◆ What needs to be done ◆
Give the listing below as a numbered list. Begin at its first line, stop after the line that contains "texturaufloesung-dropdown[interactable]: sehr hoch", and leave out any blank lines.

[Layout coordinate data]

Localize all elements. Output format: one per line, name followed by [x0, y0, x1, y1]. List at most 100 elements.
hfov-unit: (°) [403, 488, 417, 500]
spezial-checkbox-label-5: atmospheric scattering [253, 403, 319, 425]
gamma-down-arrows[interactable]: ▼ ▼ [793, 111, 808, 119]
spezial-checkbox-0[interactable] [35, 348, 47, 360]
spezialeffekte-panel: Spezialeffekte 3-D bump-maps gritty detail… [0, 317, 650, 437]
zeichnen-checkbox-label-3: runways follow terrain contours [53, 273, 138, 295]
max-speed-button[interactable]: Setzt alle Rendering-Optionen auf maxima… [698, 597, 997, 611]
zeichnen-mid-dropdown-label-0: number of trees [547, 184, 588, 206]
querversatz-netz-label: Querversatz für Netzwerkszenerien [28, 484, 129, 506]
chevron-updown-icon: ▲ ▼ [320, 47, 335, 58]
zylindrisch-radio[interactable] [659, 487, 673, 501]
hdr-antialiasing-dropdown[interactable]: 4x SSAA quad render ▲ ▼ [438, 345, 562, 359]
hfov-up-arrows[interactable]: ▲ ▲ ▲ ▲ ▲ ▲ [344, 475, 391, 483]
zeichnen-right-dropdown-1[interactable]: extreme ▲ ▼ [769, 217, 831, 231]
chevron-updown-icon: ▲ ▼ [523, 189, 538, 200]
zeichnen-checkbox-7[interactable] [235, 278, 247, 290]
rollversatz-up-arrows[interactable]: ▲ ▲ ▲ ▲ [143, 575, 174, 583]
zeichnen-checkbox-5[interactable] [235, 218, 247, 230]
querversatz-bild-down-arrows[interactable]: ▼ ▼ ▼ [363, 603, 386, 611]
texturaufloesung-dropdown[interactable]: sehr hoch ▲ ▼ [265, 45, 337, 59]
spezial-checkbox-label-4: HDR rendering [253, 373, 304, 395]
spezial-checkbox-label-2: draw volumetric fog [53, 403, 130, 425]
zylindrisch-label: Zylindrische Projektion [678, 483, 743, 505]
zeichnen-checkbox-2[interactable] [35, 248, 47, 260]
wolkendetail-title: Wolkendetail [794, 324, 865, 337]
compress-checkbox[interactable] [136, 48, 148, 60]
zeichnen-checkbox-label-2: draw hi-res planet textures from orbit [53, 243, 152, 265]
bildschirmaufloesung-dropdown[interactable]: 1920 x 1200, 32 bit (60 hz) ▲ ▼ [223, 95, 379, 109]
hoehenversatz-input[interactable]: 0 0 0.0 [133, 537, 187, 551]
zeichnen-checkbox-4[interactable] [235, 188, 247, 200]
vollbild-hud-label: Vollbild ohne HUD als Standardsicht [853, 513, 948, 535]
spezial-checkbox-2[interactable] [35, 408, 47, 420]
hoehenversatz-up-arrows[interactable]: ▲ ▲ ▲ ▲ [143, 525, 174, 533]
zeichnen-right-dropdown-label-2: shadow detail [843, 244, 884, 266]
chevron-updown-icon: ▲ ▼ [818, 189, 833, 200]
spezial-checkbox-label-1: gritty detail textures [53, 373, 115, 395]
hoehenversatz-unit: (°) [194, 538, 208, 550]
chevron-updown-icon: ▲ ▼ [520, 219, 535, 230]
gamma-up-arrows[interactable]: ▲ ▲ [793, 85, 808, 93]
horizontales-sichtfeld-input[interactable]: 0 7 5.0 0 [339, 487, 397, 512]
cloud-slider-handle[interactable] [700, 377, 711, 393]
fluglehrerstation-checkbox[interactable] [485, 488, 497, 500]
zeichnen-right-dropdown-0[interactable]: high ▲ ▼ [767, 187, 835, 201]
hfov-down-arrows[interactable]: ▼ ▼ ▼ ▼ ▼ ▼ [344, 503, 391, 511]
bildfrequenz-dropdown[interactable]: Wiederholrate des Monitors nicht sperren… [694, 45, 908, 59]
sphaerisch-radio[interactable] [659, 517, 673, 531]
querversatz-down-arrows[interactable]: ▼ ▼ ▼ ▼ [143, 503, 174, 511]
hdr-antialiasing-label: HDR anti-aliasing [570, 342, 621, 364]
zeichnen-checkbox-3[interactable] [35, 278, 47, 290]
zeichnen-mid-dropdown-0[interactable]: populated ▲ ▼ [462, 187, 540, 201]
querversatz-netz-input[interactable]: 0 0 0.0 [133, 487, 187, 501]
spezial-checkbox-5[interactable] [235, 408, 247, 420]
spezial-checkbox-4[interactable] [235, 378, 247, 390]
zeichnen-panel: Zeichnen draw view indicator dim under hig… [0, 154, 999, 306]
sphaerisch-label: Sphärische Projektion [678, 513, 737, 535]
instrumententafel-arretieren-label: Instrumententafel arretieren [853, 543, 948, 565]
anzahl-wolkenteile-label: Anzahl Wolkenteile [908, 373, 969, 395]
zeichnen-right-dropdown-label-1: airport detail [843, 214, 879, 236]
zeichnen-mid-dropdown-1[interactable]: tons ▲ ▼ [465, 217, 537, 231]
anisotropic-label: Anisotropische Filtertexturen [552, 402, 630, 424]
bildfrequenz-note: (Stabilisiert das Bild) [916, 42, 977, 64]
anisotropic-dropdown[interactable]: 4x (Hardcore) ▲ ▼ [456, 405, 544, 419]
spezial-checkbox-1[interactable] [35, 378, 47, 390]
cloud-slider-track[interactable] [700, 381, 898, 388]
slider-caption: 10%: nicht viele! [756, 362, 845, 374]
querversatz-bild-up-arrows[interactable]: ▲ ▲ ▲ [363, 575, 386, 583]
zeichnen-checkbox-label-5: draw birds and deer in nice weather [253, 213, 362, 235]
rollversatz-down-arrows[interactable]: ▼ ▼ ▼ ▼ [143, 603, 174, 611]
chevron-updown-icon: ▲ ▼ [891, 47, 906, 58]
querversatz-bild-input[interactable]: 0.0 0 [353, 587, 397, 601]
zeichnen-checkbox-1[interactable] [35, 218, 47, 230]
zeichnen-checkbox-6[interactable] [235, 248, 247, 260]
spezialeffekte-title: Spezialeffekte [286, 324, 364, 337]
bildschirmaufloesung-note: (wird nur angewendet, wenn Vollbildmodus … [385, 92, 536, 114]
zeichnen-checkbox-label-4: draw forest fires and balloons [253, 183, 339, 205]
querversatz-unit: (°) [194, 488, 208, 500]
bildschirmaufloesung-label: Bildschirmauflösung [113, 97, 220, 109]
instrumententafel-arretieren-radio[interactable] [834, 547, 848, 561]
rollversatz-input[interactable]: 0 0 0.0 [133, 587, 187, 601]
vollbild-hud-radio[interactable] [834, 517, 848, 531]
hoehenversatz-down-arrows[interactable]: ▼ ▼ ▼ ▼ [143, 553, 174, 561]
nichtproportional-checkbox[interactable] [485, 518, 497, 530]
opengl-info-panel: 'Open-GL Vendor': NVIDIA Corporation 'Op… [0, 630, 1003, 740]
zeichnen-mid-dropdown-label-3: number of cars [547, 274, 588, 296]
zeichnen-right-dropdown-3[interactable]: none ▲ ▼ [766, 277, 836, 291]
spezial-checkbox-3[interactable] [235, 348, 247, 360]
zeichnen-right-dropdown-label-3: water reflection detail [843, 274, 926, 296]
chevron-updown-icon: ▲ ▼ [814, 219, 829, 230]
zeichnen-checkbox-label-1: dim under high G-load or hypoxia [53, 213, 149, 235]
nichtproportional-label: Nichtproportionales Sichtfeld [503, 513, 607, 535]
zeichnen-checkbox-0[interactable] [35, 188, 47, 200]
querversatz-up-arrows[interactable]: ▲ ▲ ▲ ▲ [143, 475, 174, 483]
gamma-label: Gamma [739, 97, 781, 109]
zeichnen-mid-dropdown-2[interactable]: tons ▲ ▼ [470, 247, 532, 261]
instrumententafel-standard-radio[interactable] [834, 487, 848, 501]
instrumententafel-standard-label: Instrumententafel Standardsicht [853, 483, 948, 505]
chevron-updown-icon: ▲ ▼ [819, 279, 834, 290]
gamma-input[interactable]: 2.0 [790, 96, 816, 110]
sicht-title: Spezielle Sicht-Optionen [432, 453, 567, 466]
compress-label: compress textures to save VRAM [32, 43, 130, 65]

◆ Result ◆
1. Localize all elements. Output format: one per line, name followed by [x0, y0, x1, y1]. List at most 100 elements.
2. hfov-unit: (°) [403, 488, 417, 500]
3. spezial-checkbox-label-5: atmospheric scattering [253, 403, 319, 425]
4. gamma-down-arrows[interactable]: ▼ ▼ [793, 111, 808, 119]
5. spezial-checkbox-0[interactable] [35, 348, 47, 360]
6. spezialeffekte-panel: Spezialeffekte 3-D bump-maps gritty detail… [0, 317, 650, 437]
7. zeichnen-checkbox-label-3: runways follow terrain contours [53, 273, 138, 295]
8. max-speed-button[interactable]: Setzt alle Rendering-Optionen auf maxima… [698, 597, 997, 611]
9. zeichnen-mid-dropdown-label-0: number of trees [547, 184, 588, 206]
10. querversatz-netz-label: Querversatz für Netzwerkszenerien [28, 484, 129, 506]
11. chevron-updown-icon: ▲ ▼ [320, 47, 335, 58]
12. zylindrisch-radio[interactable] [659, 487, 673, 501]
13. hdr-antialiasing-dropdown[interactable]: 4x SSAA quad render ▲ ▼ [438, 345, 562, 359]
14. hfov-up-arrows[interactable]: ▲ ▲ ▲ ▲ ▲ ▲ [344, 475, 391, 483]
15. zeichnen-right-dropdown-1[interactable]: extreme ▲ ▼ [769, 217, 831, 231]
16. chevron-updown-icon: ▲ ▼ [523, 189, 538, 200]
17. zeichnen-checkbox-7[interactable] [235, 278, 247, 290]
18. rollversatz-up-arrows[interactable]: ▲ ▲ ▲ ▲ [143, 575, 174, 583]
19. zeichnen-checkbox-5[interactable] [235, 218, 247, 230]
20. querversatz-bild-down-arrows[interactable]: ▼ ▼ ▼ [363, 603, 386, 611]
21. texturaufloesung-dropdown[interactable]: sehr hoch ▲ ▼ [265, 45, 337, 59]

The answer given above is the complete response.